Stored data entries
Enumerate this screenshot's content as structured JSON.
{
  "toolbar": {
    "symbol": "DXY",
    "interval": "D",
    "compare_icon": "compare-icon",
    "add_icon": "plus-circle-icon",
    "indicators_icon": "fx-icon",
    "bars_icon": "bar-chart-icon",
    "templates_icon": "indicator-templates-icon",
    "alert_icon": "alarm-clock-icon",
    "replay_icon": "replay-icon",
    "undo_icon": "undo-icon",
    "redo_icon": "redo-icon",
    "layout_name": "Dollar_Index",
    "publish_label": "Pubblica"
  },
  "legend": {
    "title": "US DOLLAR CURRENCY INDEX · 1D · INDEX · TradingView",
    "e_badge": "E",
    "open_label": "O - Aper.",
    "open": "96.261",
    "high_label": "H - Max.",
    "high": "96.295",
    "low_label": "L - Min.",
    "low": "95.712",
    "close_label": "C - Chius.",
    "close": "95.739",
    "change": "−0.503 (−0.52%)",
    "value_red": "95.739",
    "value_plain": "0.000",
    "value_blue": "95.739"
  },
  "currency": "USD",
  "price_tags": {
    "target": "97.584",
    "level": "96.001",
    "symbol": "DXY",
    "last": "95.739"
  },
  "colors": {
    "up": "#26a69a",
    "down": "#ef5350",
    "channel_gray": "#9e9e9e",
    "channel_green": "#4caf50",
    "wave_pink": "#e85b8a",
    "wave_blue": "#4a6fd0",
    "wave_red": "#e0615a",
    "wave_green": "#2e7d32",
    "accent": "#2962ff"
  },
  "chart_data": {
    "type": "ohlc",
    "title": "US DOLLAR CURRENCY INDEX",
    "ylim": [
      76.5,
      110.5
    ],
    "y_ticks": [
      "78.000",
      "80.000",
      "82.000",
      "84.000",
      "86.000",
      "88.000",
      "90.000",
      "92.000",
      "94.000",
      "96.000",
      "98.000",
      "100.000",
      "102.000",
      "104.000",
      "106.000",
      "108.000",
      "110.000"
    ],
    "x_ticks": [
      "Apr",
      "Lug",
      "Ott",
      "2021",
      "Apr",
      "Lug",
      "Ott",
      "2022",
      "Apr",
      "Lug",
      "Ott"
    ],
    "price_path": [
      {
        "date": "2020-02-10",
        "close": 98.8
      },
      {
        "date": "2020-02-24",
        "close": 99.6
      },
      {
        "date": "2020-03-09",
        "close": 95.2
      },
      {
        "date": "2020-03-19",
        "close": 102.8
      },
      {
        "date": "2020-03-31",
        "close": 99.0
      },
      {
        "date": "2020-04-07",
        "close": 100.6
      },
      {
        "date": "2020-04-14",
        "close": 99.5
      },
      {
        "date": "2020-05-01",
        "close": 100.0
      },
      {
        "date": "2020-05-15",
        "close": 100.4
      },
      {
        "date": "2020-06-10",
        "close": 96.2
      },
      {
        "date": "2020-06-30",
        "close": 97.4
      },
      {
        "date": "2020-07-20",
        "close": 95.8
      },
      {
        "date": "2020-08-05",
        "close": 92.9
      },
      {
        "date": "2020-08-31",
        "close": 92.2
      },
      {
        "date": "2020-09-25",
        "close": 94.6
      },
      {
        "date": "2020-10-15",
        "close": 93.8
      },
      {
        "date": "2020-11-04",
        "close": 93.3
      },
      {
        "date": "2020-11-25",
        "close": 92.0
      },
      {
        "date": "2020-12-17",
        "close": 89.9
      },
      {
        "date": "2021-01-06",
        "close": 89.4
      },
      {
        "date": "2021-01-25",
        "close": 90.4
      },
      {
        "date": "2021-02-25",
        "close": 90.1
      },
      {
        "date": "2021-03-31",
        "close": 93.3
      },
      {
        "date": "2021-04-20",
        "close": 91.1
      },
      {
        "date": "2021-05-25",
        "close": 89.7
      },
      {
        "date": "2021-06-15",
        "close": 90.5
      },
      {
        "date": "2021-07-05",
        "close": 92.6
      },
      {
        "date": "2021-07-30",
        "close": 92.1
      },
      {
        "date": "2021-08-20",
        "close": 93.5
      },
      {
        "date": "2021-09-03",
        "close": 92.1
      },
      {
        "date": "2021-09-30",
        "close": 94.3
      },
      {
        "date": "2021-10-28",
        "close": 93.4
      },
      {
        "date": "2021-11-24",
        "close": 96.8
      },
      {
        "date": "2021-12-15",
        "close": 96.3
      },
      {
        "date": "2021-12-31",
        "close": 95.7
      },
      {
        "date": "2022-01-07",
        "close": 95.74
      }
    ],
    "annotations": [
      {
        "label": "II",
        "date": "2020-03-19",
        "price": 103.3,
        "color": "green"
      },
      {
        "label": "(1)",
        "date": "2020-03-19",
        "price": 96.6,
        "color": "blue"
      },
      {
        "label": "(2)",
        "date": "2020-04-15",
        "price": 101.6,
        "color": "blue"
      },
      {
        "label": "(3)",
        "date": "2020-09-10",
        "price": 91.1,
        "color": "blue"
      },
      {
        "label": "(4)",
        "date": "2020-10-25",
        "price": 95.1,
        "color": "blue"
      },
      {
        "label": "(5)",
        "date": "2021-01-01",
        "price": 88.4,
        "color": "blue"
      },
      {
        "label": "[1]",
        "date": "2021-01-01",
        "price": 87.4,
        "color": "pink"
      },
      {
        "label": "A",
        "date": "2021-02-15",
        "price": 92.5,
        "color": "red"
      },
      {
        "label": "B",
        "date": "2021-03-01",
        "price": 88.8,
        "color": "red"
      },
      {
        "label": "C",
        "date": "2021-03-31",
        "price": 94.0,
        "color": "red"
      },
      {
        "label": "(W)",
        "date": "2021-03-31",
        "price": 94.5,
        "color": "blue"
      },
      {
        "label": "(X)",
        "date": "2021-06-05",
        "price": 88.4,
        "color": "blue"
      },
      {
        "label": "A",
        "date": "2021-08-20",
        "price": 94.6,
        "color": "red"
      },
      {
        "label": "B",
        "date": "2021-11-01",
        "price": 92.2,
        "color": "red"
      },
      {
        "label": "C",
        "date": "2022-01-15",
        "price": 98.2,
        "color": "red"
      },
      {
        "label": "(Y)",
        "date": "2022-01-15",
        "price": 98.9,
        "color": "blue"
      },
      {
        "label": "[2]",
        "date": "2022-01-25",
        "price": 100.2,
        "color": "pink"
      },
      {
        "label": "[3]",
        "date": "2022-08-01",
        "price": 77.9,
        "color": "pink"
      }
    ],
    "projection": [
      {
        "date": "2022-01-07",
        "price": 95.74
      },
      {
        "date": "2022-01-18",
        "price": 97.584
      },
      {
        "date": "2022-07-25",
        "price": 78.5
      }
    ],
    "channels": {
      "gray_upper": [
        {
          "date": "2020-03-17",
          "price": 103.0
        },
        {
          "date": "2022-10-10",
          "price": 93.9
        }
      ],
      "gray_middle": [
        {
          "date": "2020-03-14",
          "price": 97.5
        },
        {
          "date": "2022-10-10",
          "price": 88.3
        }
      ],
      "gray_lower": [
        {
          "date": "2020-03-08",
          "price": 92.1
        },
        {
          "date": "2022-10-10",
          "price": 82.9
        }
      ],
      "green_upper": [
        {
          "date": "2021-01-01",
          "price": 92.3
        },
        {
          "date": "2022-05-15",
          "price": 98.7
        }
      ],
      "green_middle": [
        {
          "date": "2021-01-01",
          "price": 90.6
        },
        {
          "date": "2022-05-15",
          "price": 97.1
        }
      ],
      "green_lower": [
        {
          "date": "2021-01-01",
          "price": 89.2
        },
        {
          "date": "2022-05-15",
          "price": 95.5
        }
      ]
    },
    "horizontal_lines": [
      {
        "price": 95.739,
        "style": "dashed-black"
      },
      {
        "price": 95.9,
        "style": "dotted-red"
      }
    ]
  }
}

**Exercise:**
Select every line of the material above holding the word "style" and copy it.

**Completed task:**
        "style": "dashed-black"
        "style": "dotted-red"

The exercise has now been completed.